[Records excerpted from a collection]
>> Begin

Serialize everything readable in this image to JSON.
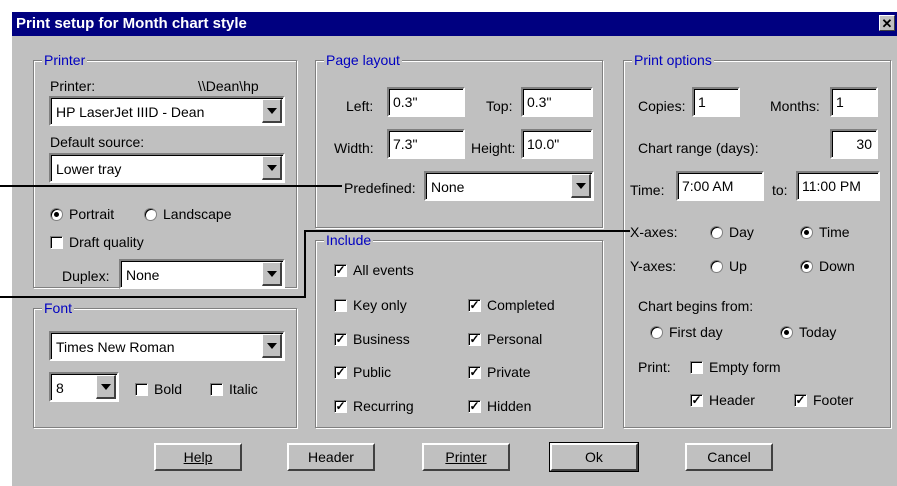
{
  "title": "Print setup for Month chart style",
  "close_glyph": "✕",
  "printer_group": {
    "title": "Printer",
    "printer_label": "Printer:",
    "printer_path": "\\\\Dean\\hp",
    "printer_value": "HP LaserJet IIID - Dean",
    "source_label": "Default source:",
    "source_value": "Lower tray",
    "portrait_label": "Portrait",
    "landscape_label": "Landscape",
    "orientation": "portrait",
    "draft_label": "Draft quality",
    "draft_checked": false,
    "duplex_label": "Duplex:",
    "duplex_value": "None"
  },
  "font_group": {
    "title": "Font",
    "font_value": "Times New Roman",
    "size_value": "8",
    "bold_label": "Bold",
    "bold_checked": false,
    "italic_label": "Italic",
    "italic_checked": false
  },
  "page_layout": {
    "title": "Page layout",
    "left_label": "Left:",
    "left_value": "0.3\"",
    "top_label": "Top:",
    "top_value": "0.3\"",
    "width_label": "Width:",
    "width_value": "7.3\"",
    "height_label": "Height:",
    "height_value": "10.0\"",
    "predefined_label": "Predefined:",
    "predefined_value": "None"
  },
  "include": {
    "title": "Include",
    "all_events": {
      "label": "All events",
      "checked": true
    },
    "key_only": {
      "label": "Key only",
      "checked": false
    },
    "completed": {
      "label": "Completed",
      "checked": true
    },
    "business": {
      "label": "Business",
      "checked": true
    },
    "personal": {
      "label": "Personal",
      "checked": true
    },
    "public": {
      "label": "Public",
      "checked": true
    },
    "private": {
      "label": "Private",
      "checked": true
    },
    "recurring": {
      "label": "Recurring",
      "checked": true
    },
    "hidden": {
      "label": "Hidden",
      "checked": true
    }
  },
  "print_options": {
    "title": "Print options",
    "copies_label": "Copies:",
    "copies_value": "1",
    "months_label": "Months:",
    "months_value": "1",
    "range_label": "Chart range (days):",
    "range_value": "30",
    "time_label": "Time:",
    "time_from": "7:00 AM",
    "to_label": "to:",
    "time_to": "11:00 PM",
    "xaxes_label": "X-axes:",
    "xaxes_day": "Day",
    "xaxes_time": "Time",
    "xaxes_selected": "time",
    "yaxes_label": "Y-axes:",
    "yaxes_up": "Up",
    "yaxes_down": "Down",
    "yaxes_selected": "down",
    "begins_label": "Chart begins from:",
    "first_day_label": "First day",
    "today_label": "Today",
    "begins_selected": "today",
    "print_label": "Print:",
    "empty_form": {
      "label": "Empty form",
      "checked": false
    },
    "header": {
      "label": "Header",
      "checked": true
    },
    "footer": {
      "label": "Footer",
      "checked": true
    }
  },
  "buttons": {
    "help": "Help",
    "header": "Header",
    "printer": "Printer",
    "ok": "Ok",
    "cancel": "Cancel"
  },
  "colors": {
    "face": "#c0c0c0",
    "titlebar": "#000080",
    "group_title": "#0000c0"
  }
}
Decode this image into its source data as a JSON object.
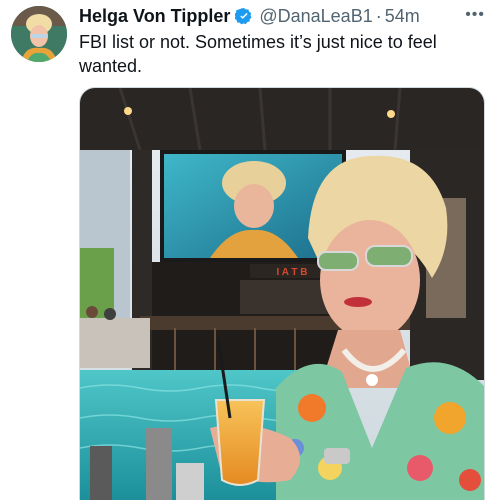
{
  "tweet": {
    "display_name": "Helga Von Tippler",
    "handle": "@DanaLeaB1",
    "separator": "·",
    "time": "54m",
    "more_label": "•••",
    "text": "FBI list or not. Sometimes it’s just nice to feel wanted.",
    "verified_icon": "verified-badge-icon",
    "colors": {
      "verified": "#1d9bf0",
      "secondary_text": "#536471"
    }
  },
  "media": {
    "screen_sign": "I A T B"
  }
}
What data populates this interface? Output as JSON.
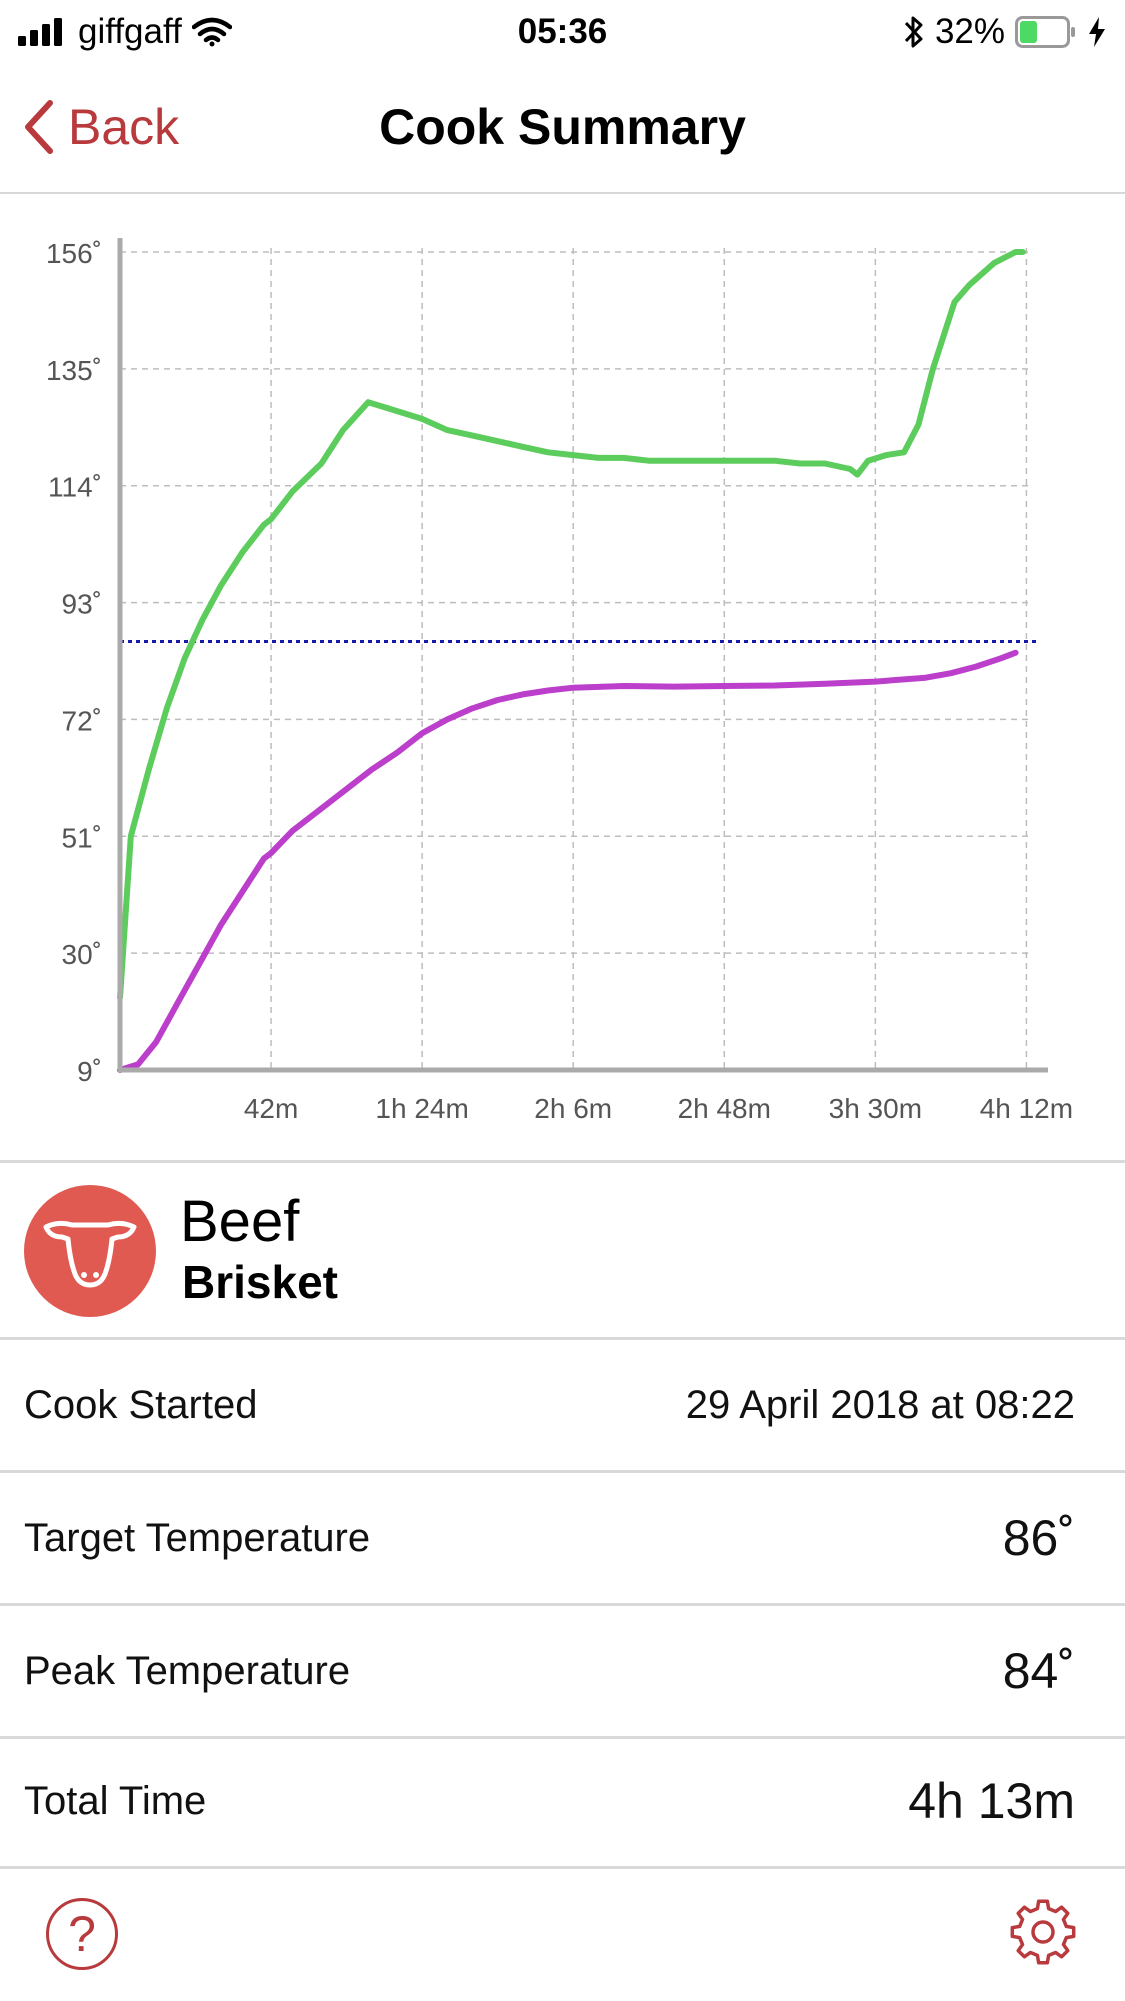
{
  "status_bar": {
    "carrier": "giffgaff",
    "time": "05:36",
    "battery": "32%"
  },
  "nav": {
    "back_label": "Back",
    "title": "Cook Summary"
  },
  "colors": {
    "accent": "#b83a3d",
    "ambient_line": "#5ccc5c",
    "meat_line": "#bb3fcb",
    "target_line": "#1a1aaa",
    "food_badge": "#e05a52"
  },
  "chart_data": {
    "type": "line",
    "x_unit": "minutes",
    "x_ticks": [
      {
        "value": 42,
        "label": "42m"
      },
      {
        "value": 84,
        "label": "1h 24m"
      },
      {
        "value": 126,
        "label": "2h 6m"
      },
      {
        "value": 168,
        "label": "2h 48m"
      },
      {
        "value": 210,
        "label": "3h 30m"
      },
      {
        "value": 252,
        "label": "4h 12m"
      }
    ],
    "y_ticks": [
      {
        "value": 9,
        "label": "9˚"
      },
      {
        "value": 30,
        "label": "30˚"
      },
      {
        "value": 51,
        "label": "51˚"
      },
      {
        "value": 72,
        "label": "72˚"
      },
      {
        "value": 93,
        "label": "93˚"
      },
      {
        "value": 114,
        "label": "114˚"
      },
      {
        "value": 135,
        "label": "135˚"
      },
      {
        "value": 156,
        "label": "156˚"
      }
    ],
    "xlim": [
      0,
      253
    ],
    "ylim": [
      9,
      156
    ],
    "grid": true,
    "series": [
      {
        "role": "ambient",
        "color": "#5ccc5c",
        "x": [
          0,
          3,
          8,
          13,
          18,
          23,
          28,
          34,
          40,
          42,
          48,
          56,
          62,
          69,
          74,
          84,
          91,
          98,
          105,
          112,
          119,
          126,
          133,
          140,
          147,
          154,
          161,
          168,
          175,
          182,
          189,
          196,
          203,
          205,
          208,
          213,
          218,
          222,
          226,
          232,
          236,
          243,
          249,
          251
        ],
        "y": [
          22,
          51,
          63,
          74,
          83,
          90,
          96,
          102,
          107,
          108,
          113,
          118,
          124,
          129,
          128,
          126,
          124,
          123,
          122,
          121,
          120,
          119.5,
          119,
          119,
          118.5,
          118.5,
          118.5,
          118.5,
          118.5,
          118.5,
          118,
          118,
          117,
          116,
          118.5,
          119.5,
          120,
          125,
          135,
          147,
          150,
          154,
          156,
          156
        ]
      },
      {
        "role": "meat",
        "color": "#bb3fcb",
        "x": [
          0,
          5,
          10,
          16,
          22,
          28,
          34,
          40,
          42,
          48,
          56,
          63,
          70,
          77,
          84,
          91,
          98,
          105,
          112,
          119,
          126,
          140,
          154,
          168,
          182,
          196,
          210,
          224,
          231,
          238,
          245,
          249
        ],
        "y": [
          9,
          10,
          14,
          21,
          28,
          35,
          41,
          47,
          48,
          52,
          56,
          59.5,
          63,
          66,
          69.5,
          72,
          74,
          75.5,
          76.5,
          77.2,
          77.7,
          78,
          77.9,
          78,
          78.1,
          78.4,
          78.8,
          79.5,
          80.3,
          81.5,
          83,
          84
        ]
      }
    ],
    "reference_lines": [
      {
        "role": "target",
        "y": 86,
        "color": "#1a1aaa",
        "style": "dotted"
      }
    ]
  },
  "food": {
    "icon": "cow-head-icon",
    "name": "Beef",
    "cut": "Brisket"
  },
  "details": [
    {
      "label": "Cook Started",
      "value": "29 April 2018 at 08:22"
    },
    {
      "label": "Target Temperature",
      "value": "86˚"
    },
    {
      "label": "Peak Temperature",
      "value": "84˚"
    },
    {
      "label": "Total Time",
      "value": "4h 13m"
    }
  ],
  "tab_bar": {
    "left_icon": "help-circle-icon",
    "help_symbol": "?",
    "right_icon": "gear-icon"
  }
}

>> End

== Short exercise ==
Transcribe every line in the entries above, taking out only the images.

== Solution ==
Serialize everything readable in this image to JSON.
{
  "title": "Print setup for Month chart style",
  "close_glyph": "✕",
  "printer_group": {
    "title": "Printer",
    "printer_label": "Printer:",
    "printer_path": "\\\\Dean\\hp",
    "printer_value": "HP LaserJet IIID - Dean",
    "source_label": "Default source:",
    "source_value": "Lower tray",
    "portrait_label": "Portrait",
    "landscape_label": "Landscape",
    "orientation": "portrait",
    "draft_label": "Draft quality",
    "draft_checked": false,
    "duplex_label": "Duplex:",
    "duplex_value": "None"
  },
  "font_group": {
    "title": "Font",
    "font_value": "Times New Roman",
    "size_value": "8",
    "bold_label": "Bold",
    "bold_checked": false,
    "italic_label": "Italic",
    "italic_checked": false
  },
  "page_layout": {
    "title": "Page layout",
    "left_label": "Left:",
    "left_value": "0.3\"",
    "top_label": "Top:",
    "top_value": "0.3\"",
    "width_label": "Width:",
    "width_value": "7.3\"",
    "height_label": "Height:",
    "height_value": "10.0\"",
    "predefined_label": "Predefined:",
    "predefined_value": "None"
  },
  "include": {
    "title": "Include",
    "all_events": {
      "label": "All events",
      "checked": true
    },
    "key_only": {
      "label": "Key only",
      "checked": false
    },
    "completed": {
      "label": "Completed",
      "checked": true
    },
    "business": {
      "label": "Business",
      "checked": true
    },
    "personal": {
      "label": "Personal",
      "checked": true
    },
    "public": {
      "label": "Public",
      "checked": true
    },
    "private": {
      "label": "Private",
      "checked": true
    },
    "recurring": {
      "label": "Recurring",
      "checked": true
    },
    "hidden": {
      "label": "Hidden",
      "checked": true
    }
  },
  "print_options": {
    "title": "Print options",
    "copies_label": "Copies:",
    "copies_value": "1",
    "months_label": "Months:",
    "months_value": "1",
    "range_label": "Chart range (days):",
    "range_value": "30",
    "time_label": "Time:",
    "time_from": "7:00 AM",
    "to_label": "to:",
    "time_to": "11:00 PM",
    "xaxes_label": "X-axes:",
    "xaxes_day": "Day",
    "xaxes_time": "Time",
    "xaxes_selected": "time",
    "yaxes_label": "Y-axes:",
    "yaxes_up": "Up",
    "yaxes_down": "Down",
    "yaxes_selected": "down",
    "begins_label": "Chart begins from:",
    "first_day_label": "First day",
    "today_label": "Today",
    "begins_selected": "today",
    "print_label": "Print:",
    "empty_form": {
      "label": "Empty form",
      "checked": false
    },
    "header": {
      "label": "Header",
      "checked": true
    },
    "footer": {
      "label": "Footer",
      "checked": true
    }
  },
  "buttons": {
    "help": "Help",
    "header": "Header",
    "printer": "Printer",
    "ok": "Ok",
    "cancel": "Cancel"
  },
  "colors": {
    "face": "#c0c0c0",
    "titlebar": "#000080",
    "group_title": "#0000c0"
  }
}
Decode this image into its source data as a JSON object.
{
  "tweet": {
    "display_name": "Helga Von Tippler",
    "handle": "@DanaLeaB1",
    "separator": "·",
    "time": "54m",
    "more_label": "•••",
    "text": "FBI list or not. Sometimes it’s just nice to feel wanted.",
    "verified_icon": "verified-badge-icon",
    "colors": {
      "verified": "#1d9bf0",
      "secondary_text": "#536471"
    }
  },
  "media": {
    "screen_sign": "I A T B"
  }
}
What data populates this interface? Output as JSON.
{
  "status_bar": {
    "carrier": "giffgaff",
    "time": "05:36",
    "battery": "32%"
  },
  "nav": {
    "back_label": "Back",
    "title": "Cook Summary"
  },
  "colors": {
    "accent": "#b83a3d",
    "ambient_line": "#5ccc5c",
    "meat_line": "#bb3fcb",
    "target_line": "#1a1aaa",
    "food_badge": "#e05a52"
  },
  "chart_data": {
    "type": "line",
    "x_unit": "minutes",
    "x_ticks": [
      {
        "value": 42,
        "label": "42m"
      },
      {
        "value": 84,
        "label": "1h 24m"
      },
      {
        "value": 126,
        "label": "2h 6m"
      },
      {
        "value": 168,
        "label": "2h 48m"
      },
      {
        "value": 210,
        "label": "3h 30m"
      },
      {
        "value": 252,
        "label": "4h 12m"
      }
    ],
    "y_ticks": [
      {
        "value": 9,
        "label": "9˚"
      },
      {
        "value": 30,
        "label": "30˚"
      },
      {
        "value": 51,
        "label": "51˚"
      },
      {
        "value": 72,
        "label": "72˚"
      },
      {
        "value": 93,
        "label": "93˚"
      },
      {
        "value": 114,
        "label": "114˚"
      },
      {
        "value": 135,
        "label": "135˚"
      },
      {
        "value": 156,
        "label": "156˚"
      }
    ],
    "xlim": [
      0,
      253
    ],
    "ylim": [
      9,
      156
    ],
    "grid": true,
    "series": [
      {
        "role": "ambient",
        "color": "#5ccc5c",
        "x": [
          0,
          3,
          8,
          13,
          18,
          23,
          28,
          34,
          40,
          42,
          48,
          56,
          62,
          69,
          74,
          84,
          91,
          98,
          105,
          112,
          119,
          126,
          133,
          140,
          147,
          154,
          161,
          168,
          175,
          182,
          189,
          196,
          203,
          205,
          208,
          213,
          218,
          222,
          226,
          232,
          236,
          243,
          249,
          251
        ],
        "y": [
          22,
          51,
          63,
          74,
          83,
          90,
          96,
          102,
          107,
          108,
          113,
          118,
          124,
          129,
          128,
          126,
          124,
          123,
          122,
          121,
          120,
          119.5,
          119,
          119,
          118.5,
          118.5,
          118.5,
          118.5,
          118.5,
          118.5,
          118,
          118,
          117,
          116,
          118.5,
          119.5,
          120,
          125,
          135,
          147,
          150,
          154,
          156,
          156
        ]
      },
      {
        "role": "meat",
        "color": "#bb3fcb",
        "x": [
          0,
          5,
          10,
          16,
          22,
          28,
          34,
          40,
          42,
          48,
          56,
          63,
          70,
          77,
          84,
          91,
          98,
          105,
          112,
          119,
          126,
          140,
          154,
          168,
          182,
          196,
          210,
          224,
          231,
          238,
          245,
          249
        ],
        "y": [
          9,
          10,
          14,
          21,
          28,
          35,
          41,
          47,
          48,
          52,
          56,
          59.5,
          63,
          66,
          69.5,
          72,
          74,
          75.5,
          76.5,
          77.2,
          77.7,
          78,
          77.9,
          78,
          78.1,
          78.4,
          78.8,
          79.5,
          80.3,
          81.5,
          83,
          84
        ]
      }
    ],
    "reference_lines": [
      {
        "role": "target",
        "y": 86,
        "color": "#1a1aaa",
        "style": "dotted"
      }
    ]
  },
  "food": {
    "icon": "cow-head-icon",
    "name": "Beef",
    "cut": "Brisket"
  },
  "details": [
    {
      "label": "Cook Started",
      "value": "29 April 2018 at 08:22"
    },
    {
      "label": "Target Temperature",
      "value": "86˚"
    },
    {
      "label": "Peak Temperature",
      "value": "84˚"
    },
    {
      "label": "Total Time",
      "value": "4h 13m"
    }
  ],
  "tab_bar": {
    "left_icon": "help-circle-icon",
    "help_symbol": "?",
    "right_icon": "gear-icon"
  }
}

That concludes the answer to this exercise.